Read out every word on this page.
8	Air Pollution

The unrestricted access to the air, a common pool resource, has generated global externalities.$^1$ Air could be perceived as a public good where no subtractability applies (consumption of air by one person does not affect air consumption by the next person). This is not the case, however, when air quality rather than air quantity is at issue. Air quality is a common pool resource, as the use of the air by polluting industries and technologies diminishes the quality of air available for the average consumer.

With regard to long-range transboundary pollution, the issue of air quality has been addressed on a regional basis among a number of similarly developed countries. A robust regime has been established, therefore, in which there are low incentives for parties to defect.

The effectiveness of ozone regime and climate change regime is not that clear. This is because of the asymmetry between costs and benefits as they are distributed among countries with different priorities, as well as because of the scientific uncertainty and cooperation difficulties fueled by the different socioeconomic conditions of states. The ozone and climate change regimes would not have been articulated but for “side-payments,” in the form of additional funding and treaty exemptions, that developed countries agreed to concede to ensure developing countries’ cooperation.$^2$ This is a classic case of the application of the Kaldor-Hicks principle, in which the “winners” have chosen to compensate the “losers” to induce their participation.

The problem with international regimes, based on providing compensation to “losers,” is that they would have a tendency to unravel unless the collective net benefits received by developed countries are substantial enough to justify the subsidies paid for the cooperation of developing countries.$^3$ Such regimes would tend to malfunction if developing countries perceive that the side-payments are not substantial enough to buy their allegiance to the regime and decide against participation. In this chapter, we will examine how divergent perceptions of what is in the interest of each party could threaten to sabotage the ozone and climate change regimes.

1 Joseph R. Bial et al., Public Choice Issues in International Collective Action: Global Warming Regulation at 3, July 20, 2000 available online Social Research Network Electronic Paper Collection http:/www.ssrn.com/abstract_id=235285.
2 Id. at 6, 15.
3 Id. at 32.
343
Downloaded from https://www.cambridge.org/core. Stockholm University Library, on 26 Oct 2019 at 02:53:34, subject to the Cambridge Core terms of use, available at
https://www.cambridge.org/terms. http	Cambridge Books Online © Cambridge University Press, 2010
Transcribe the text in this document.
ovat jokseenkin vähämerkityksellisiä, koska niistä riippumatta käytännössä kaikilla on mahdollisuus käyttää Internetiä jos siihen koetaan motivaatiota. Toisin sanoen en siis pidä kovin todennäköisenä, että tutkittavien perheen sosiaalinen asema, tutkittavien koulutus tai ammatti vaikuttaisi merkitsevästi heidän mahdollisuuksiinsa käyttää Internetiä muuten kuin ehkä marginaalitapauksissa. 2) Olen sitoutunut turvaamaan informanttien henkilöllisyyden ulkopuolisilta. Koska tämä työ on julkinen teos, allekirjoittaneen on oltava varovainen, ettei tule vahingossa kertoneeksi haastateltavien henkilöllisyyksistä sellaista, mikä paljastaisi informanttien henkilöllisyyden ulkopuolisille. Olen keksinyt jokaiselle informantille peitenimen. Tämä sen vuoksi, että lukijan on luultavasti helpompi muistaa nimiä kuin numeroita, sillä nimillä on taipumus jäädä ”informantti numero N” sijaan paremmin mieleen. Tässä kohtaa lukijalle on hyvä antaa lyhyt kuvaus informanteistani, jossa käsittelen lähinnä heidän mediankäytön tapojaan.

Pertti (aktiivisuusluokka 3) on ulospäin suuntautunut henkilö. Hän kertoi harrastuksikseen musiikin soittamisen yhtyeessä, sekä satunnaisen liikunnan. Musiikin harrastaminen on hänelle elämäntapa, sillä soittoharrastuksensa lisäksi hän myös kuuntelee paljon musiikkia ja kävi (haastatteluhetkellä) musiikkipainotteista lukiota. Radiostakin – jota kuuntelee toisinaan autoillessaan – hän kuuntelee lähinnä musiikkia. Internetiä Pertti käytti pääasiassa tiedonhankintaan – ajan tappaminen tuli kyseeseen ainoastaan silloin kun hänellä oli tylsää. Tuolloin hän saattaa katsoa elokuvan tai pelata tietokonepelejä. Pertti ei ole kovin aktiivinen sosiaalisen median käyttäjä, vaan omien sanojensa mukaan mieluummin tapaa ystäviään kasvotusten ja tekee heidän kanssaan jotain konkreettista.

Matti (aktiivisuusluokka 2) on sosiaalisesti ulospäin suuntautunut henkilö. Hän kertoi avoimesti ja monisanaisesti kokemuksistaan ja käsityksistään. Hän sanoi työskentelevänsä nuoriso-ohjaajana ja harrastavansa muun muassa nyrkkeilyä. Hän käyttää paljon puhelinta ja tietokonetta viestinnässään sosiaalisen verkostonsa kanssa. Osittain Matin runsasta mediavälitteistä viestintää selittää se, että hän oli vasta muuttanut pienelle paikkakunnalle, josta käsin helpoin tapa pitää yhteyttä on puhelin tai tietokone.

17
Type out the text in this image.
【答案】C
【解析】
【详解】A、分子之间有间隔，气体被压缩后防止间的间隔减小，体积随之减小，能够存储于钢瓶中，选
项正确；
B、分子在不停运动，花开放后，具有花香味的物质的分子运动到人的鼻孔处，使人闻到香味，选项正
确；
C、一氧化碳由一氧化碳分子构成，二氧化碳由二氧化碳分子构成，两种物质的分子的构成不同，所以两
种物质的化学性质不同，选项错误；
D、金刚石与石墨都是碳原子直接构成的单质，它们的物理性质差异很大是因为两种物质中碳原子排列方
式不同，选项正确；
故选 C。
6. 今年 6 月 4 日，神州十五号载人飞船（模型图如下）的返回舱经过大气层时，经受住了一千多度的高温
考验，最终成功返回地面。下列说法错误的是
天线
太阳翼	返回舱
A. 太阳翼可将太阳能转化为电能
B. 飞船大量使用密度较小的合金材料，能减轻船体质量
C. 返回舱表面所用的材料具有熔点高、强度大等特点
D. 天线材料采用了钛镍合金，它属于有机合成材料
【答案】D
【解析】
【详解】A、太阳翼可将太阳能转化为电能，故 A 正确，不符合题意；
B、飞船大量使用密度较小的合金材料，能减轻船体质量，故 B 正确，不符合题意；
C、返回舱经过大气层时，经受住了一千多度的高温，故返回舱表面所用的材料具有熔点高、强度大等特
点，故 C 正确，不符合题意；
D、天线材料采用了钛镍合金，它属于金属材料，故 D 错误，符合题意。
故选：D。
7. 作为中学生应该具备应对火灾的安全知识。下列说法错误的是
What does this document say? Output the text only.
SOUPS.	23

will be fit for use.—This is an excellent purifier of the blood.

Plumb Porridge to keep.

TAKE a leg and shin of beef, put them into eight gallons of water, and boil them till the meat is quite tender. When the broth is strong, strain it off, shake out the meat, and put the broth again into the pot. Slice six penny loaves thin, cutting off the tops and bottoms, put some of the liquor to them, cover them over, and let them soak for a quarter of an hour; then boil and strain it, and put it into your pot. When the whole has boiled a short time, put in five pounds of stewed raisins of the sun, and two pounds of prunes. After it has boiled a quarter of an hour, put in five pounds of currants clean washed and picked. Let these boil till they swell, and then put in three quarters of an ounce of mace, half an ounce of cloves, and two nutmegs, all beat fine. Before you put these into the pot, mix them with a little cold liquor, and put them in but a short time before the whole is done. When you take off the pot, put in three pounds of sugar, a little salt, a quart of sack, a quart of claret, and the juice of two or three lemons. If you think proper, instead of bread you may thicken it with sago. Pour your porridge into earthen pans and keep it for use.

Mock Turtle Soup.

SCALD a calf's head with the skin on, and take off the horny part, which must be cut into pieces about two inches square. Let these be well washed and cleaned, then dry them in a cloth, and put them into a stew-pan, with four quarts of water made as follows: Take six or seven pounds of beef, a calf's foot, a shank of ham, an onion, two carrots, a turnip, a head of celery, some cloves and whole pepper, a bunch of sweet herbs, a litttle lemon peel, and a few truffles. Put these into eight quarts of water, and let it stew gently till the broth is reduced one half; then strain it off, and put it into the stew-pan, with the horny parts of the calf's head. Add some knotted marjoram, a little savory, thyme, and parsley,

→ **Written task**
Every entry needs to be retyped exactly.

→ **Solution**
Read out every word on this page.
8	Air Pollution

The unrestricted access to the air, a common pool resource, has generated global externalities.$^1$ Air could be perceived as a public good where no subtractability applies (consumption of air by one person does not affect air consumption by the next person). This is not the case, however, when air quality rather than air quantity is at issue. Air quality is a common pool resource, as the use of the air by polluting industries and technologies diminishes the quality of air available for the average consumer.

With regard to long-range transboundary pollution, the issue of air quality has been addressed on a regional basis among a number of similarly developed countries. A robust regime has been established, therefore, in which there are low incentives for parties to defect.

The effectiveness of ozone regime and climate change regime is not that clear. This is because of the asymmetry between costs and benefits as they are distributed among countries with different priorities, as well as because of the scientific uncertainty and cooperation difficulties fueled by the different socioeconomic conditions of states. The ozone and climate change regimes would not have been articulated but for “side-payments,” in the form of additional funding and treaty exemptions, that developed countries agreed to concede to ensure developing countries’ cooperation.$^2$ This is a classic case of the application of the Kaldor-Hicks principle, in which the “winners” have chosen to compensate the “losers” to induce their participation.

The problem with international regimes, based on providing compensation to “losers,” is that they would have a tendency to unravel unless the collective net benefits received by developed countries are substantial enough to justify the subsidies paid for the cooperation of developing countries.$^3$ Such regimes would tend to malfunction if developing countries perceive that the side-payments are not substantial enough to buy their allegiance to the regime and decide against participation. In this chapter, we will examine how divergent perceptions of what is in the interest of each party could threaten to sabotage the ozone and climate change regimes.

1 Joseph R. Bial et al., Public Choice Issues in International Collective Action: Global Warming Regulation at 3, July 20, 2000 available online Social Research Network Electronic Paper Collection http:/www.ssrn.com/abstract_id=235285.
2 Id. at 6, 15.
3 Id. at 32.
343
Downloaded from https://www.cambridge.org/core. Stockholm University Library, on 26 Oct 2019 at 02:53:34, subject to the Cambridge Core terms of use, available at
https://www.cambridge.org/terms. http	Cambridge Books Online © Cambridge University Press, 2010
Transcribe the text in this document.
ovat jokseenkin vähämerkityksellisiä, koska niistä riippumatta käytännössä kaikilla on mahdollisuus käyttää Internetiä jos siihen koetaan motivaatiota. Toisin sanoen en siis pidä kovin todennäköisenä, että tutkittavien perheen sosiaalinen asema, tutkittavien koulutus tai ammatti vaikuttaisi merkitsevästi heidän mahdollisuuksiinsa käyttää Internetiä muuten kuin ehkä marginaalitapauksissa. 2) Olen sitoutunut turvaamaan informanttien henkilöllisyyden ulkopuolisilta. Koska tämä työ on julkinen teos, allekirjoittaneen on oltava varovainen, ettei tule vahingossa kertoneeksi haastateltavien henkilöllisyyksistä sellaista, mikä paljastaisi informanttien henkilöllisyyden ulkopuolisille. Olen keksinyt jokaiselle informantille peitenimen. Tämä sen vuoksi, että lukijan on luultavasti helpompi muistaa nimiä kuin numeroita, sillä nimillä on taipumus jäädä ”informantti numero N” sijaan paremmin mieleen. Tässä kohtaa lukijalle on hyvä antaa lyhyt kuvaus informanteistani, jossa käsittelen lähinnä heidän mediankäytön tapojaan.

Pertti (aktiivisuusluokka 3) on ulospäin suuntautunut henkilö. Hän kertoi harrastuksikseen musiikin soittamisen yhtyeessä, sekä satunnaisen liikunnan. Musiikin harrastaminen on hänelle elämäntapa, sillä soittoharrastuksensa lisäksi hän myös kuuntelee paljon musiikkia ja kävi (haastatteluhetkellä) musiikkipainotteista lukiota. Radiostakin – jota kuuntelee toisinaan autoillessaan – hän kuuntelee lähinnä musiikkia. Internetiä Pertti käytti pääasiassa tiedonhankintaan – ajan tappaminen tuli kyseeseen ainoastaan silloin kun hänellä oli tylsää. Tuolloin hän saattaa katsoa elokuvan tai pelata tietokonepelejä. Pertti ei ole kovin aktiivinen sosiaalisen median käyttäjä, vaan omien sanojensa mukaan mieluummin tapaa ystäviään kasvotusten ja tekee heidän kanssaan jotain konkreettista.

Matti (aktiivisuusluokka 2) on sosiaalisesti ulospäin suuntautunut henkilö. Hän kertoi avoimesti ja monisanaisesti kokemuksistaan ja käsityksistään. Hän sanoi työskentelevänsä nuoriso-ohjaajana ja harrastavansa muun muassa nyrkkeilyä. Hän käyttää paljon puhelinta ja tietokonetta viestinnässään sosiaalisen verkostonsa kanssa. Osittain Matin runsasta mediavälitteistä viestintää selittää se, että hän oli vasta muuttanut pienelle paikkakunnalle, josta käsin helpoin tapa pitää yhteyttä on puhelin tai tietokone.

17
Type out the text in this image.
【答案】C
【解析】
【详解】A、分子之间有间隔，气体被压缩后防止间的间隔减小，体积随之减小，能够存储于钢瓶中，选
项正确；
B、分子在不停运动，花开放后，具有花香味的物质的分子运动到人的鼻孔处，使人闻到香味，选项正
确；
C、一氧化碳由一氧化碳分子构成，二氧化碳由二氧化碳分子构成，两种物质的分子的构成不同，所以两
种物质的化学性质不同，选项错误；
D、金刚石与石墨都是碳原子直接构成的单质，它们的物理性质差异很大是因为两种物质中碳原子排列方
式不同，选项正确；
故选 C。
6. 今年 6 月 4 日，神州十五号载人飞船（模型图如下）的返回舱经过大气层时，经受住了一千多度的高温
考验，最终成功返回地面。下列说法错误的是
天线
太阳翼	返回舱
A. 太阳翼可将太阳能转化为电能
B. 飞船大量使用密度较小的合金材料，能减轻船体质量
C. 返回舱表面所用的材料具有熔点高、强度大等特点
D. 天线材料采用了钛镍合金，它属于有机合成材料
【答案】D
【解析】
【详解】A、太阳翼可将太阳能转化为电能，故 A 正确，不符合题意；
B、飞船大量使用密度较小的合金材料，能减轻船体质量，故 B 正确，不符合题意；
C、返回舱经过大气层时，经受住了一千多度的高温，故返回舱表面所用的材料具有熔点高、强度大等特
点，故 C 正确，不符合题意；
D、天线材料采用了钛镍合金，它属于金属材料，故 D 错误，符合题意。
故选：D。
7. 作为中学生应该具备应对火灾的安全知识。下列说法错误的是
What does this document say? Output the text only.
SOUPS.	23

will be fit for use.—This is an excellent purifier of the blood.

Plumb Porridge to keep.

TAKE a leg and shin of beef, put them into eight gallons of water, and boil them till the meat is quite tender. When the broth is strong, strain it off, shake out the meat, and put the broth again into the pot. Slice six penny loaves thin, cutting off the tops and bottoms, put some of the liquor to them, cover them over, and let them soak for a quarter of an hour; then boil and strain it, and put it into your pot. When the whole has boiled a short time, put in five pounds of stewed raisins of the sun, and two pounds of prunes. After it has boiled a quarter of an hour, put in five pounds of currants clean washed and picked. Let these boil till they swell, and then put in three quarters of an ounce of mace, half an ounce of cloves, and two nutmegs, all beat fine. Before you put these into the pot, mix them with a little cold liquor, and put them in but a short time before the whole is done. When you take off the pot, put in three pounds of sugar, a little salt, a quart of sack, a quart of claret, and the juice of two or three lemons. If you think proper, instead of bread you may thicken it with sago. Pour your porridge into earthen pans and keep it for use.

Mock Turtle Soup.

SCALD a calf's head with the skin on, and take off the horny part, which must be cut into pieces about two inches square. Let these be well washed and cleaned, then dry them in a cloth, and put them into a stew-pan, with four quarts of water made as follows: Take six or seven pounds of beef, a calf's foot, a shank of ham, an onion, two carrots, a turnip, a head of celery, some cloves and whole pepper, a bunch of sweet herbs, a litttle lemon peel, and a few truffles. Put these into eight quarts of water, and let it stew gently till the broth is reduced one half; then strain it off, and put it into the stew-pan, with the horny parts of the calf's head. Add some knotted marjoram, a little savory, thyme, and parsley,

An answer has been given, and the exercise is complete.